**Exercise objective:** Say how many lines in the data below contain the word "title", and give no other text.
— begin Exercise materials —
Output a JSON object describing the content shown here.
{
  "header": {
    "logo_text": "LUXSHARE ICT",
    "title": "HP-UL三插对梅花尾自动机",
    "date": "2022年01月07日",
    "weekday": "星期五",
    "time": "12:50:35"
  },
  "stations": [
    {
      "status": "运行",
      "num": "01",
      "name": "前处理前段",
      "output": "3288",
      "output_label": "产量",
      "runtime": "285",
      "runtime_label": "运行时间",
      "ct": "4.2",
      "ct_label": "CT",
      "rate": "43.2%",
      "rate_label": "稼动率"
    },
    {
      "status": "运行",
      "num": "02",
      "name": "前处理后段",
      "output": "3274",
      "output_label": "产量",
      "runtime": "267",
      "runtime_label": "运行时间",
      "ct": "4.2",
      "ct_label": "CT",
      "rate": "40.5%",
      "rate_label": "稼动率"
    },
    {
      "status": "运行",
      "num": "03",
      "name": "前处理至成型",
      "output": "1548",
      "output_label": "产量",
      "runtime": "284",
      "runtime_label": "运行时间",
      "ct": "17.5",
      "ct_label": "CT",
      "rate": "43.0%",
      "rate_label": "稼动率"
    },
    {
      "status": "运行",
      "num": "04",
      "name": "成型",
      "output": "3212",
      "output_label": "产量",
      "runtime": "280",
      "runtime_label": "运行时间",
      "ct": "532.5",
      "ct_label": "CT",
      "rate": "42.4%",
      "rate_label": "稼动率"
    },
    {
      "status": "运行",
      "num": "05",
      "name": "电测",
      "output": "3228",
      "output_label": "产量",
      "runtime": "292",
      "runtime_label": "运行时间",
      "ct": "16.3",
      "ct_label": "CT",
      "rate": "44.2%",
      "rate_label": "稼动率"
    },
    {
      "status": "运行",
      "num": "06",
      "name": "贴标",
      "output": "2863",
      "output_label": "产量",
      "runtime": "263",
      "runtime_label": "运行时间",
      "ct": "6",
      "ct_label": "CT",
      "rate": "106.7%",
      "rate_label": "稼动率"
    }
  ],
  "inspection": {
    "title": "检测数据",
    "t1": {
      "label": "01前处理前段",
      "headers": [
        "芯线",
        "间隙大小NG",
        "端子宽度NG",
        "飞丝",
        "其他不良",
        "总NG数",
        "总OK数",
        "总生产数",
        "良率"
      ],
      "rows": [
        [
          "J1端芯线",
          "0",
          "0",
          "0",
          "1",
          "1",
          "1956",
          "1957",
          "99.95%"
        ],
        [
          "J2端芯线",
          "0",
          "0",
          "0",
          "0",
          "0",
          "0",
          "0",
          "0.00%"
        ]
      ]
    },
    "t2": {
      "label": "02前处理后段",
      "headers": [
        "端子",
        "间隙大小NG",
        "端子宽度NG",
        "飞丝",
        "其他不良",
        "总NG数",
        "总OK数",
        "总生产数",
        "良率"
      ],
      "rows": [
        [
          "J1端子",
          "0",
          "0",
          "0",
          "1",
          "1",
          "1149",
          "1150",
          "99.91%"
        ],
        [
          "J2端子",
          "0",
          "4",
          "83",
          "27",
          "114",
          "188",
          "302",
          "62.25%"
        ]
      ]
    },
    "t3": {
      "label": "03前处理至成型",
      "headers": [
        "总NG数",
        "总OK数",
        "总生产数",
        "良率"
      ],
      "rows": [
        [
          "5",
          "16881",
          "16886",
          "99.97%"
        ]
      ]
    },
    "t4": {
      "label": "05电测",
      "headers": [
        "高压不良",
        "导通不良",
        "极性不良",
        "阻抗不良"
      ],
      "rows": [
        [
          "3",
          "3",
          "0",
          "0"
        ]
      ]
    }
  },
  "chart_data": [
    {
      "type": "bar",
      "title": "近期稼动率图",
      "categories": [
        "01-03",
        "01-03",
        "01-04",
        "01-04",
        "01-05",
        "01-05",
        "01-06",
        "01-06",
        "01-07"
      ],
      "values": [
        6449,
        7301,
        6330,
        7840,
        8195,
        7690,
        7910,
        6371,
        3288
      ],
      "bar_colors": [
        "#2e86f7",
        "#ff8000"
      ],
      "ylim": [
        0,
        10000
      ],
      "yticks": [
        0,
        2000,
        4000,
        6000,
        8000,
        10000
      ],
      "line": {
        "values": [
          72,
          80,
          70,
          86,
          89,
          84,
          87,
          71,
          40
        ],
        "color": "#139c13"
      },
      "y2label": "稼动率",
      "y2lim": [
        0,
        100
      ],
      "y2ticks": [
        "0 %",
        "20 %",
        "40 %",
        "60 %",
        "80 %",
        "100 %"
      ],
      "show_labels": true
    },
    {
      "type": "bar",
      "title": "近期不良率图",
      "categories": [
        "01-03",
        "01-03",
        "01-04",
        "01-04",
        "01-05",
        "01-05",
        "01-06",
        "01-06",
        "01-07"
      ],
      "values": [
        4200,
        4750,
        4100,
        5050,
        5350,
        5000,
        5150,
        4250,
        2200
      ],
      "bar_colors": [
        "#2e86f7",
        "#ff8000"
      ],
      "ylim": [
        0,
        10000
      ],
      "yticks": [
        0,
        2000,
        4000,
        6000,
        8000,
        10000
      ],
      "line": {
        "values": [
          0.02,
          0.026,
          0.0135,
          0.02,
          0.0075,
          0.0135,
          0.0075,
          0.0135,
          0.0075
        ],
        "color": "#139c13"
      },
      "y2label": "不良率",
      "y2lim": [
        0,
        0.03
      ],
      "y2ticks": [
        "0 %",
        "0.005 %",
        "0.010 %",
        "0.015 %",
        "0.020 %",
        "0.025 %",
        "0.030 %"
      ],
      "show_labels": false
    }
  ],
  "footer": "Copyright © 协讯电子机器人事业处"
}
— end Exercise materials —
**Exercise answer:** 4